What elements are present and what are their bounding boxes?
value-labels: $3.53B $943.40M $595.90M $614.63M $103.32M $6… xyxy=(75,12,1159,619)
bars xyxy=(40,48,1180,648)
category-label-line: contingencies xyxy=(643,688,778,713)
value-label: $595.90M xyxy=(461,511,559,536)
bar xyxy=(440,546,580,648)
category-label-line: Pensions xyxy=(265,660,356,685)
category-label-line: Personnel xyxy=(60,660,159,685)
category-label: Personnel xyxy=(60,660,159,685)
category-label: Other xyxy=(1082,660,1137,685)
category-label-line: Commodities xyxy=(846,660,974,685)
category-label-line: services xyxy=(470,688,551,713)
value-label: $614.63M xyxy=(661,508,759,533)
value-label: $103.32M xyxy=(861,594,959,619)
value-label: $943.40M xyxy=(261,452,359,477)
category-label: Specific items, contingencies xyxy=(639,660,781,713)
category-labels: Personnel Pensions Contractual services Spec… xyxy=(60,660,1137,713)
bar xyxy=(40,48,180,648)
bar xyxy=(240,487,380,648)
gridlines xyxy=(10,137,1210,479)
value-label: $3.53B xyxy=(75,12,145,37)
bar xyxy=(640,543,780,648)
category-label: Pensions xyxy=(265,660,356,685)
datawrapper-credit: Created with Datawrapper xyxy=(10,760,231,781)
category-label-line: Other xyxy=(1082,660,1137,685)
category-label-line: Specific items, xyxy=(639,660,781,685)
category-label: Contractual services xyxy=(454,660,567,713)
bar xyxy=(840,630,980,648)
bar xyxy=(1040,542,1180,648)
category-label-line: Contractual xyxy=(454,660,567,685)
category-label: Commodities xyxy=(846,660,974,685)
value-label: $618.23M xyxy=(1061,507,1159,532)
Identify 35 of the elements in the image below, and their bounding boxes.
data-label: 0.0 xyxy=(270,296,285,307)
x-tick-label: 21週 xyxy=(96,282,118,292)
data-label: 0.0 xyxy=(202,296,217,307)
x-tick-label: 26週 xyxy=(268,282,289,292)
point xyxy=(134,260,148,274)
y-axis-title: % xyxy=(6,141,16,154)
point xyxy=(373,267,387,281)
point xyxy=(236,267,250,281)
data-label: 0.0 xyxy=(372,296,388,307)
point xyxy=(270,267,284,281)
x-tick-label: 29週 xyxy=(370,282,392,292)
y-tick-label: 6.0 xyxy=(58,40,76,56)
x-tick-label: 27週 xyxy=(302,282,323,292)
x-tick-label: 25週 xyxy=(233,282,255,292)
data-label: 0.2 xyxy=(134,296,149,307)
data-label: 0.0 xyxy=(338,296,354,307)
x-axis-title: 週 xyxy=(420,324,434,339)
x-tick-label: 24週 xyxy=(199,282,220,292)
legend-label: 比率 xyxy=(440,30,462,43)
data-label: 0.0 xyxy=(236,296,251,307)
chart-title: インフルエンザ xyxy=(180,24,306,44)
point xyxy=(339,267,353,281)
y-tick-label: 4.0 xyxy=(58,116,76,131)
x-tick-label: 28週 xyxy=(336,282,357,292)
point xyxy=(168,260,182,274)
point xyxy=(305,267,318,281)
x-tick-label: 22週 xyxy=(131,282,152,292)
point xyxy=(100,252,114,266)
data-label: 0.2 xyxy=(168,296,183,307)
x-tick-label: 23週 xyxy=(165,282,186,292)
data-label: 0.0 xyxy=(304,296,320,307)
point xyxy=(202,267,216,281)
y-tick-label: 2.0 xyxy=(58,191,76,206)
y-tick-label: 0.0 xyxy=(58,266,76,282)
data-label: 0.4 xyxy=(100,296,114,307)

···

Direction =
Take the rows from the beginning through the line containing "value-label: $618.23M xyxy=(1061,507,1159,532)", change every "Commodities" to "Supplies", and output those lines with nothing else altered.

Answer below =
What elements are present and what are their bounding boxes?
value-labels: $3.53B $943.40M $595.90M $614.63M $103.32M $6… xyxy=(75,12,1159,619)
bars xyxy=(40,48,1180,648)
category-label-line: contingencies xyxy=(643,688,778,713)
value-label: $595.90M xyxy=(461,511,559,536)
bar xyxy=(440,546,580,648)
category-label-line: Pensions xyxy=(265,660,356,685)
category-label-line: Personnel xyxy=(60,660,159,685)
category-label: Personnel xyxy=(60,660,159,685)
category-label: Other xyxy=(1082,660,1137,685)
category-label-line: Supplies xyxy=(846,660,974,685)
category-label-line: services xyxy=(470,688,551,713)
value-label: $614.63M xyxy=(661,508,759,533)
value-label: $103.32M xyxy=(861,594,959,619)
value-label: $943.40M xyxy=(261,452,359,477)
category-label: Specific items, contingencies xyxy=(639,660,781,713)
category-labels: Personnel Pensions Contractual services Spec… xyxy=(60,660,1137,713)
bar xyxy=(40,48,180,648)
bar xyxy=(240,487,380,648)
gridlines xyxy=(10,137,1210,479)
value-label: $3.53B xyxy=(75,12,145,37)
bar xyxy=(640,543,780,648)
category-label: Pensions xyxy=(265,660,356,685)
datawrapper-credit: Created with Datawrapper xyxy=(10,760,231,781)
category-label-line: Other xyxy=(1082,660,1137,685)
category-label-line: Specific items, xyxy=(639,660,781,685)
category-label: Contractual services xyxy=(454,660,567,713)
bar xyxy=(840,630,980,648)
bar xyxy=(1040,542,1180,648)
category-label-line: Contractual xyxy=(454,660,567,685)
category-label: Supplies xyxy=(846,660,974,685)
value-label: $618.23M xyxy=(1061,507,1159,532)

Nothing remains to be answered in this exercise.